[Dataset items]

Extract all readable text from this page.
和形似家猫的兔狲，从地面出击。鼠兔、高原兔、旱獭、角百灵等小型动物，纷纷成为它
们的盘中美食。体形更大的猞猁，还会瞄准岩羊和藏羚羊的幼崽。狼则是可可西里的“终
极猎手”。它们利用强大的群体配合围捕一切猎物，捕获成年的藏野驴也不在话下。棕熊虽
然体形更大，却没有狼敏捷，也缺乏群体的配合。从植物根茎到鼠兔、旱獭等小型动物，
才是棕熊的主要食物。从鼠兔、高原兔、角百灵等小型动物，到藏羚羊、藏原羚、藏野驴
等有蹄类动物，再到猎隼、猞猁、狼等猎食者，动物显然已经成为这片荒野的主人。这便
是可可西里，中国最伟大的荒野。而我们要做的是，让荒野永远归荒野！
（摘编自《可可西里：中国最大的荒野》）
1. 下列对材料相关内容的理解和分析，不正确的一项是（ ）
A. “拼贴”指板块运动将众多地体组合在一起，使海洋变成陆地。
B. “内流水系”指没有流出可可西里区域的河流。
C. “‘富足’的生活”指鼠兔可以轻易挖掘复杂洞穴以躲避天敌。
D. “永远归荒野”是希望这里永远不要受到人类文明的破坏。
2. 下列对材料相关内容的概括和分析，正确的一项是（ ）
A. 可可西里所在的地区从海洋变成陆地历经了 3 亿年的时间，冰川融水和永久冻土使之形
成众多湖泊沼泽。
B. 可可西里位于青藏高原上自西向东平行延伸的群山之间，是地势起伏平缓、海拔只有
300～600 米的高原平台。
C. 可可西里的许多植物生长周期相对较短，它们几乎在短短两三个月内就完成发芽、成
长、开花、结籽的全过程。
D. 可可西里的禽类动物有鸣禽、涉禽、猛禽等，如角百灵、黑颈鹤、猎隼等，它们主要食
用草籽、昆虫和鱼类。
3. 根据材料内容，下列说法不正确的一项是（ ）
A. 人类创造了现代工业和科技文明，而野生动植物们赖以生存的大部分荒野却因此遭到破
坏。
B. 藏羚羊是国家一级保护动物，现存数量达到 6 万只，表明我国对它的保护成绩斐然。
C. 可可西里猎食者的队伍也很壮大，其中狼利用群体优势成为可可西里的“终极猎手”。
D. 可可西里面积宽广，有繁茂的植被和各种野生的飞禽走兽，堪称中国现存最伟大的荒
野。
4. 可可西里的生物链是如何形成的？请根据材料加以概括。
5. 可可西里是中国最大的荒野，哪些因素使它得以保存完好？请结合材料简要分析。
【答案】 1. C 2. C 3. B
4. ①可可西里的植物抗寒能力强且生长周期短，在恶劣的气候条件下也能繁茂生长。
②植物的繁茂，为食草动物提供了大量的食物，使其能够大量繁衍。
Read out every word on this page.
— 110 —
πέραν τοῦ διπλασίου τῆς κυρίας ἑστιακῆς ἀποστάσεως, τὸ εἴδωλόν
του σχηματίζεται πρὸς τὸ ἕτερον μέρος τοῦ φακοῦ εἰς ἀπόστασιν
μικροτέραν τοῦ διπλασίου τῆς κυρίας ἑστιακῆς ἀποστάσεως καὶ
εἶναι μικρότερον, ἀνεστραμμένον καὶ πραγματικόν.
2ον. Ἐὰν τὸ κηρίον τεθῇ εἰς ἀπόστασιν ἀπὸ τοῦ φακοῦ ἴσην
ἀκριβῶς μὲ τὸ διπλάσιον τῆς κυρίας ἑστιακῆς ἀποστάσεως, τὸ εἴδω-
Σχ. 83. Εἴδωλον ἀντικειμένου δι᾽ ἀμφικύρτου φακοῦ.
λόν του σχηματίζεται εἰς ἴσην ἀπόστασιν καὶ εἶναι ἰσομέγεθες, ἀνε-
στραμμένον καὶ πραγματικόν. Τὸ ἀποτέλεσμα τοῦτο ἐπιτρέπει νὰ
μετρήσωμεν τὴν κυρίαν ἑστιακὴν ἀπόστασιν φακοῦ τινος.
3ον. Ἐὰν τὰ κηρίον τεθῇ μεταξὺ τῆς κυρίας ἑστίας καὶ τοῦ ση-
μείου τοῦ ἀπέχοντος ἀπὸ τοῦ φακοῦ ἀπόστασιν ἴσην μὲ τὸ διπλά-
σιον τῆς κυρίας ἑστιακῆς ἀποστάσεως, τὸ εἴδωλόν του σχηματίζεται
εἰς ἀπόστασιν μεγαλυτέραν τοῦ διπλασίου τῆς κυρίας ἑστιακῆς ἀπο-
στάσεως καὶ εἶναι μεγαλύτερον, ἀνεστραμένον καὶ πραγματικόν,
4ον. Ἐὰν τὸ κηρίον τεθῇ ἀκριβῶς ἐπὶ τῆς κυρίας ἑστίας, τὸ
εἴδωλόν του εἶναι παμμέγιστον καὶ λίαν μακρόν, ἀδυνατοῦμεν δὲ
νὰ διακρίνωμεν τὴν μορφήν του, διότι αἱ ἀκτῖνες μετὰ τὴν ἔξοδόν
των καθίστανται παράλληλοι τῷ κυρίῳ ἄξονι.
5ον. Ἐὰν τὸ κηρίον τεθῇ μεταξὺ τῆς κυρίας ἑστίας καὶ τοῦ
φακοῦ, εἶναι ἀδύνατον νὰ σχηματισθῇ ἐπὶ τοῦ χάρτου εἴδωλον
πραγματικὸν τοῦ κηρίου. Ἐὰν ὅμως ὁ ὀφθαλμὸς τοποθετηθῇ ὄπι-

*Exercise task:* Which lines in the listing above hold the word "πραγματικόν"? Show each of them.

*Answer to the exercise:*
εἶναι μικρότερον, ἀνεστραμμένον καὶ πραγματικόν.
στραμμένον καὶ πραγματικόν. Τὸ ἀποτέλεσμα τοῦτο ἐπιτρέπει νὰ
στάσεως καὶ εἶναι μεγαλύτερον, ἀνεστραμένον καὶ πραγματικόν,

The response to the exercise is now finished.